> [Required work] Find the lines containing the word "title" and copy every one of them.

:: Exercise materials ::

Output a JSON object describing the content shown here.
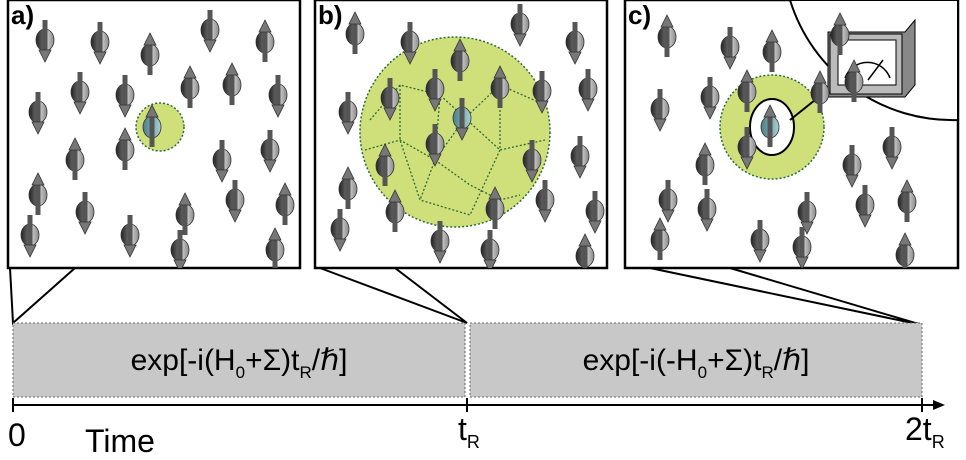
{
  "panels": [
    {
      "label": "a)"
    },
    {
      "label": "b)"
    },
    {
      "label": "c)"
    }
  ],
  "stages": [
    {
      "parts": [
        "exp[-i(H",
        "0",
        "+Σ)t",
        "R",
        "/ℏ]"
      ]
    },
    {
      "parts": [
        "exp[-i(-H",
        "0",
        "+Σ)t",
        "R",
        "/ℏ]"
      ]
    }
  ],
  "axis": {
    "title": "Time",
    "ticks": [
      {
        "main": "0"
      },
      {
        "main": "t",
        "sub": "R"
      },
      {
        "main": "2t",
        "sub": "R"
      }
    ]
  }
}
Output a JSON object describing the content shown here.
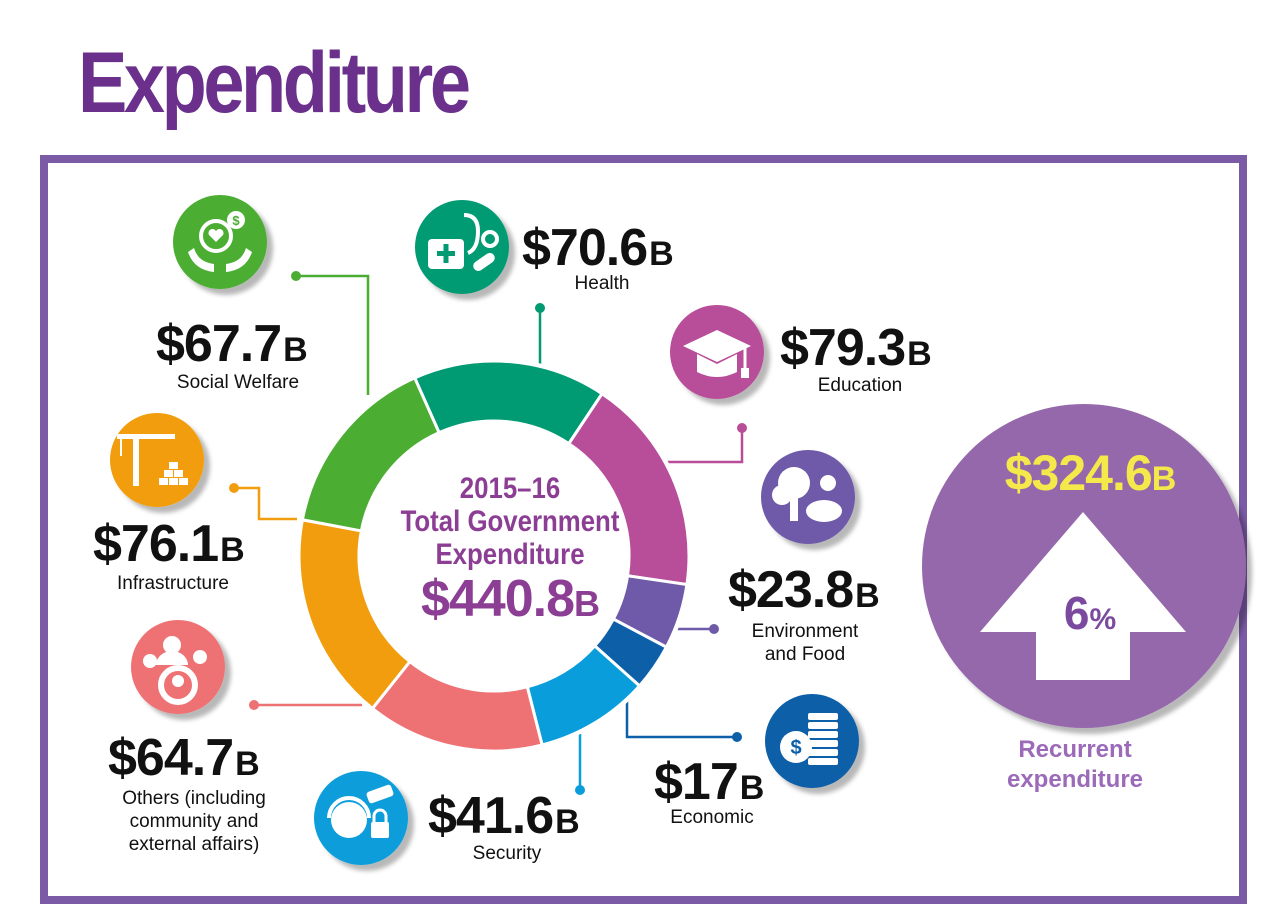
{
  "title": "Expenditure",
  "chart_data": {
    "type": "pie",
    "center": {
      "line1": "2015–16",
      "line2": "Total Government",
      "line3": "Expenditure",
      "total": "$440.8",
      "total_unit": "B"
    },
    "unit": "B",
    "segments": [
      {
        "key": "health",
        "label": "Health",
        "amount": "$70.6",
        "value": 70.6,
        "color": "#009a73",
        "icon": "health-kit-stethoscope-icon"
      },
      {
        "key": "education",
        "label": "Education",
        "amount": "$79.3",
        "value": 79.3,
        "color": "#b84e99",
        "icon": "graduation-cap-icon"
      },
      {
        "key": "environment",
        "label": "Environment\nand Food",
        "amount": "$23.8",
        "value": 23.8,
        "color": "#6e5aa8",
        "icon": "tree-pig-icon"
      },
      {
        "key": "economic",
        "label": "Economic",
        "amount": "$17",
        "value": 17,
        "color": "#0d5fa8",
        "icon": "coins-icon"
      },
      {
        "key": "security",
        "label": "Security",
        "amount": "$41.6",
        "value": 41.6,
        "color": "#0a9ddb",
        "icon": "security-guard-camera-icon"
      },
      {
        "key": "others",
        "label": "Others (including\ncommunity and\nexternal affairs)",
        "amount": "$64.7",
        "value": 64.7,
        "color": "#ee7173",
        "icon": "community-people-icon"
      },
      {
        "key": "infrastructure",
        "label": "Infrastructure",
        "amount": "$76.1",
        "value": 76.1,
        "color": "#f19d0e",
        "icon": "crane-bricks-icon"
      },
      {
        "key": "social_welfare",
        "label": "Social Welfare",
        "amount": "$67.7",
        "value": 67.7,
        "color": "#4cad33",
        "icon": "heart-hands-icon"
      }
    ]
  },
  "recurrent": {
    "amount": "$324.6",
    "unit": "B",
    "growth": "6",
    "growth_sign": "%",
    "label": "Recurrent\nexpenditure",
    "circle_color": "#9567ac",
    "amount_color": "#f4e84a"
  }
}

:::
:: Exercise materials ::

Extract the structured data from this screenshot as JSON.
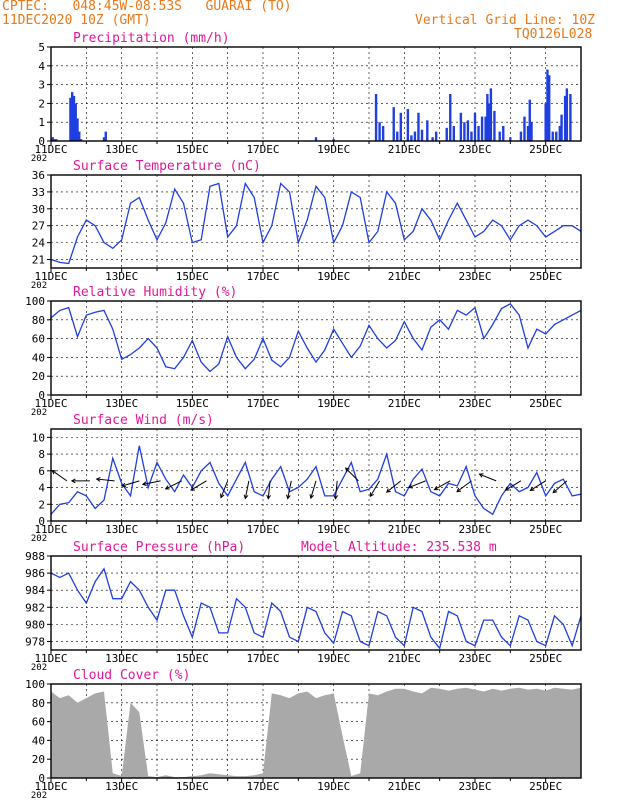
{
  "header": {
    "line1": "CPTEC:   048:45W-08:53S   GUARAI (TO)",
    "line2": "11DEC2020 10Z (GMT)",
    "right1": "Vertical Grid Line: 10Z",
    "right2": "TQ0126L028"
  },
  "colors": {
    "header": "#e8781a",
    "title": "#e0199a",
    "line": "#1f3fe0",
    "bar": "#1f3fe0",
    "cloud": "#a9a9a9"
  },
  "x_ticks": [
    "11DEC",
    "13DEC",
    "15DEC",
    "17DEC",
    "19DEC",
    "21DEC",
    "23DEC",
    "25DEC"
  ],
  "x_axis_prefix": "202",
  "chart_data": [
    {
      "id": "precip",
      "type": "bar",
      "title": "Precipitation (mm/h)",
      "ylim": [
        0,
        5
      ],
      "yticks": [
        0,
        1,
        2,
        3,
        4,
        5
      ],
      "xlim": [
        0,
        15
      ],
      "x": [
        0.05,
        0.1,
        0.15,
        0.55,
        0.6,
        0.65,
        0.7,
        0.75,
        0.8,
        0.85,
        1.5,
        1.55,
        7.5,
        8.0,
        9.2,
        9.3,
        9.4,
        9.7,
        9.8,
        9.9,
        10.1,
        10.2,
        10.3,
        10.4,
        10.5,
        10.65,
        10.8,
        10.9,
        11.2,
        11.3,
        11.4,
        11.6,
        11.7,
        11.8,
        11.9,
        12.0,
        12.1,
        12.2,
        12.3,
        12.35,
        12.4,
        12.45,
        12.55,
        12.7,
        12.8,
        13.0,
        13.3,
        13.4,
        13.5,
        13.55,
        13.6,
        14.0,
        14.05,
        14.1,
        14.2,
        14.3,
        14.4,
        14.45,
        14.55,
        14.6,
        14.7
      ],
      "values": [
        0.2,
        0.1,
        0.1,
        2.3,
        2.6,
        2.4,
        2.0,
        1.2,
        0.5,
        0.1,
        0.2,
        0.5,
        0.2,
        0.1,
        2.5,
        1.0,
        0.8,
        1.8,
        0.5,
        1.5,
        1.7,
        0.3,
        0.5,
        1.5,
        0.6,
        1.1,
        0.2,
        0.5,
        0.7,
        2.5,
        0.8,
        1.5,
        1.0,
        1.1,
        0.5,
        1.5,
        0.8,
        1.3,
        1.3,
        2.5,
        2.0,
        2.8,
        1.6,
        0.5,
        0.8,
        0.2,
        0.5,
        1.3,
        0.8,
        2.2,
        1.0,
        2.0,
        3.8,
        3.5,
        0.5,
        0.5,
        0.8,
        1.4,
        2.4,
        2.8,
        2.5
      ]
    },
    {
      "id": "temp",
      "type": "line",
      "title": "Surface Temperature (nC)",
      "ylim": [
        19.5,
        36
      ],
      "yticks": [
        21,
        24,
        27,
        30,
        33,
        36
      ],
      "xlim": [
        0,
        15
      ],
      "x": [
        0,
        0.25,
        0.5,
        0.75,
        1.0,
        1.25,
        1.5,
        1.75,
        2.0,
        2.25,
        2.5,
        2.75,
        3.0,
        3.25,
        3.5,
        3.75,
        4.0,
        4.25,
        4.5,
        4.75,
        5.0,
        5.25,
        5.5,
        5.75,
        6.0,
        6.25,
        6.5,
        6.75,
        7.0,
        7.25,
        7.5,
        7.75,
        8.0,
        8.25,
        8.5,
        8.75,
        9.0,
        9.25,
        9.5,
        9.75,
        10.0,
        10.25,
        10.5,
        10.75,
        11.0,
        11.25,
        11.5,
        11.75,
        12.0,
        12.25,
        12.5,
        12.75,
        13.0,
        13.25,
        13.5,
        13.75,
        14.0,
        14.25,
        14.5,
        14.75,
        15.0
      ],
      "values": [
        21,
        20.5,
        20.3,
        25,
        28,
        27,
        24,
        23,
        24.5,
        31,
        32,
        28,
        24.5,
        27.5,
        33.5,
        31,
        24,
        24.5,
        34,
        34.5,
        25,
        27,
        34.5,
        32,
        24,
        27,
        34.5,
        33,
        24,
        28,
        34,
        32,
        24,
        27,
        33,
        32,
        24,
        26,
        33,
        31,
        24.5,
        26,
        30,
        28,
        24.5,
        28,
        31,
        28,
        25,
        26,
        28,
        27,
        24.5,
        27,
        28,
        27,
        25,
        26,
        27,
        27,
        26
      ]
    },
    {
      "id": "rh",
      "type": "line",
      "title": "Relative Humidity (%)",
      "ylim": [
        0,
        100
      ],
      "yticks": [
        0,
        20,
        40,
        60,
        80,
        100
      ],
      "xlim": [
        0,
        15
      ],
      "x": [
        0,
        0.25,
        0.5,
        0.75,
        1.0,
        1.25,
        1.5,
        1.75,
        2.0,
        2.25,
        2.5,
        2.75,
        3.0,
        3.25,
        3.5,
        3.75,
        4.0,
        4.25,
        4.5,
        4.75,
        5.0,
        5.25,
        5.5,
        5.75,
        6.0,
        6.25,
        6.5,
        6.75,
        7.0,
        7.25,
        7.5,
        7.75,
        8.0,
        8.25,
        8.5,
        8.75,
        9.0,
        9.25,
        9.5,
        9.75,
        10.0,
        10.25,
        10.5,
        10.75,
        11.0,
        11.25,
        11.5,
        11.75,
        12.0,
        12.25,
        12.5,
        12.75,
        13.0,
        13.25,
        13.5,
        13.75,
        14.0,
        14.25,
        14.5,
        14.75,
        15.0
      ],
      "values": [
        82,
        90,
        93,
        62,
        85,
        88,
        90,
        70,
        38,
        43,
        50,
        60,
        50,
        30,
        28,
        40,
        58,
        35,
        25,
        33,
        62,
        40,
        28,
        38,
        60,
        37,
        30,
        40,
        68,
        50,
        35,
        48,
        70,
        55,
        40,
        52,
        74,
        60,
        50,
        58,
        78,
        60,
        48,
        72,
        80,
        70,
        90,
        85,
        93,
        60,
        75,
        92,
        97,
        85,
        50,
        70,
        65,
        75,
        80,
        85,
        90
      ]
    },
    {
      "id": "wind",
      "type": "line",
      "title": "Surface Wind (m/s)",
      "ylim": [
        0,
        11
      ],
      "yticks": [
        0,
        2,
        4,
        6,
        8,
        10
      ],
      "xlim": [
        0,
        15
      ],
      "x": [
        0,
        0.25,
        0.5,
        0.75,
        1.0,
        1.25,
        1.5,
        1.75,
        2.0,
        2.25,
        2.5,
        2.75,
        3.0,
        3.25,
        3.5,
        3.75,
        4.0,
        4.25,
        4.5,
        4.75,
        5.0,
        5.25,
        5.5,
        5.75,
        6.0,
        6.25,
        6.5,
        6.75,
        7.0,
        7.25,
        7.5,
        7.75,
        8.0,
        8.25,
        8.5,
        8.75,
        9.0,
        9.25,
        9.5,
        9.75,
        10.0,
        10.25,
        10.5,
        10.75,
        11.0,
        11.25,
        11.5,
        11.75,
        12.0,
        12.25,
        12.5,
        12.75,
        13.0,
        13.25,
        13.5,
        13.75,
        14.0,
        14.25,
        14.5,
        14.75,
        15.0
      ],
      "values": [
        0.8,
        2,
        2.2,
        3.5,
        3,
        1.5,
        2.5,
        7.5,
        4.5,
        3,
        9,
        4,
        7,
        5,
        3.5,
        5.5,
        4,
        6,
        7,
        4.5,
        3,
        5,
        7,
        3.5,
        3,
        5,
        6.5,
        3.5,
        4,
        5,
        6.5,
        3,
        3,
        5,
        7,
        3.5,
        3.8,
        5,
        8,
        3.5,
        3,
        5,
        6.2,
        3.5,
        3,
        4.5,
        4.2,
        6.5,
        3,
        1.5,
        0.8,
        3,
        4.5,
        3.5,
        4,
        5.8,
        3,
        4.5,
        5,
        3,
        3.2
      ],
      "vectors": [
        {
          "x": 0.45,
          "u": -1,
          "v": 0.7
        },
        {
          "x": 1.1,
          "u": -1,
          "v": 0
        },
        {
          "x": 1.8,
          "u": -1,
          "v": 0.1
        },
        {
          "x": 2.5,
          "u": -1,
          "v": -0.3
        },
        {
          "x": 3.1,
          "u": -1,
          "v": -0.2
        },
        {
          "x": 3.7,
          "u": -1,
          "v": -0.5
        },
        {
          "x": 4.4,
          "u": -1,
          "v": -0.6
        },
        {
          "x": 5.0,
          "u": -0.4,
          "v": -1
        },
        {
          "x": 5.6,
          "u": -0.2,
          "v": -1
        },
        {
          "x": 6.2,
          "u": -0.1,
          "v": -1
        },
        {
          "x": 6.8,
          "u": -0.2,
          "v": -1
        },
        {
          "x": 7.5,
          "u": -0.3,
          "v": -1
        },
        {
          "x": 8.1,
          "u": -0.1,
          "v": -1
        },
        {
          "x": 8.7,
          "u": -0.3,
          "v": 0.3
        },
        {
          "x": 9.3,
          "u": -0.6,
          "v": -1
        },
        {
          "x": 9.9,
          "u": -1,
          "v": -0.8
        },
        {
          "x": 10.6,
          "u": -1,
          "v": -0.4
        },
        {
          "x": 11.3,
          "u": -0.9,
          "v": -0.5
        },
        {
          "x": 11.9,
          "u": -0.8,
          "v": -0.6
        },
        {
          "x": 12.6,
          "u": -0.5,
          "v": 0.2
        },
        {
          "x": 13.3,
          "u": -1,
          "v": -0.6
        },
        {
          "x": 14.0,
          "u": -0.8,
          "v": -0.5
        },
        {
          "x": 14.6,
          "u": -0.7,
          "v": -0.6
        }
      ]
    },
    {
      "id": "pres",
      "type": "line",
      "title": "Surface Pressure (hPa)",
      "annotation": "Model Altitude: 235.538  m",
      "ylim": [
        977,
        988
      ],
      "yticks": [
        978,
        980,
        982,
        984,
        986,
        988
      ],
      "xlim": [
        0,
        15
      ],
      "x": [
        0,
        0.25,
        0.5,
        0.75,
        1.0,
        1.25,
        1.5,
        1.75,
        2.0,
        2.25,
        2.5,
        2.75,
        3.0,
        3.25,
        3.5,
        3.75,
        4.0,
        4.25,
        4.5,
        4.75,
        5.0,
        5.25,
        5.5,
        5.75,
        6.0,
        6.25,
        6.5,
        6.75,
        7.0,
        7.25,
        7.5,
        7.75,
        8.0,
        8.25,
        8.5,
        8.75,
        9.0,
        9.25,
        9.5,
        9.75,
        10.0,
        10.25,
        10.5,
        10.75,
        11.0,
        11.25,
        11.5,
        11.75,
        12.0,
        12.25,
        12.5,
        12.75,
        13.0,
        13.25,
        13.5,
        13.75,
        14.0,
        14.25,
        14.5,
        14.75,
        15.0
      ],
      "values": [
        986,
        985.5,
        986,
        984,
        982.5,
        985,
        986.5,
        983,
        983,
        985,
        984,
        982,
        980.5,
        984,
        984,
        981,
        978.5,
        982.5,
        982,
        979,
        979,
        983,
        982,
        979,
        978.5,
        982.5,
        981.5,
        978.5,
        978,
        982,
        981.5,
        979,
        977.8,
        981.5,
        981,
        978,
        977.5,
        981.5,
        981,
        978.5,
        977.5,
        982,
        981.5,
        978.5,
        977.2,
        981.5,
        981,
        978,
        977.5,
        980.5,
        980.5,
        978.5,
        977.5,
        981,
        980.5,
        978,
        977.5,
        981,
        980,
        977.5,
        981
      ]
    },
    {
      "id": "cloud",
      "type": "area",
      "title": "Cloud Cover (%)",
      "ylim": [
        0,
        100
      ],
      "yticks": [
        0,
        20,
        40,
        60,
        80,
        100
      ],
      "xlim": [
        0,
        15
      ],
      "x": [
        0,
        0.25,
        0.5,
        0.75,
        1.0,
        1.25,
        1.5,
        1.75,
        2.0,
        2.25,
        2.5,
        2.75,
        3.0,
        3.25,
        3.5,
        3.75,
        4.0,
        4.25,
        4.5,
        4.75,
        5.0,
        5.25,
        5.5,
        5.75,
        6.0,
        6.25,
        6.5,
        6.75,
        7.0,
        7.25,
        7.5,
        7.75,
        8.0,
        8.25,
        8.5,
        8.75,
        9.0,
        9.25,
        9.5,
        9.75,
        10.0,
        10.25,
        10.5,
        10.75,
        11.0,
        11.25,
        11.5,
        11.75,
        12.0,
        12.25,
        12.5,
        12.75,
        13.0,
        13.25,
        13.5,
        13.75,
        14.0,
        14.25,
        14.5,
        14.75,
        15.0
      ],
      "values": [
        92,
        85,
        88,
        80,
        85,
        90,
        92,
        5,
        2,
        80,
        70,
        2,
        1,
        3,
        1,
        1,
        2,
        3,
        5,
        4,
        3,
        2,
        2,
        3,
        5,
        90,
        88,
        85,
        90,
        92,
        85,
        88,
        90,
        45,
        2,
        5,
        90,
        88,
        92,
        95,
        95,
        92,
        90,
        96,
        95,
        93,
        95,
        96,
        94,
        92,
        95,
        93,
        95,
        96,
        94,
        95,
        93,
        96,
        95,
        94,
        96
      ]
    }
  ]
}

:::

> [Solution for this task]
    "title": "Time",
  "title": "Expenditure",
    "title": "#e0199a",
      "title": "Precipitation (mm/h)",
      "title": "Surface Temperature (nC)",
      "title": "Relative Humidity (%)",
      "title": "Surface Wind (m/s)",
      "title": "Surface Pressure (hPa)",
      "title": "Cloud Cover (%)",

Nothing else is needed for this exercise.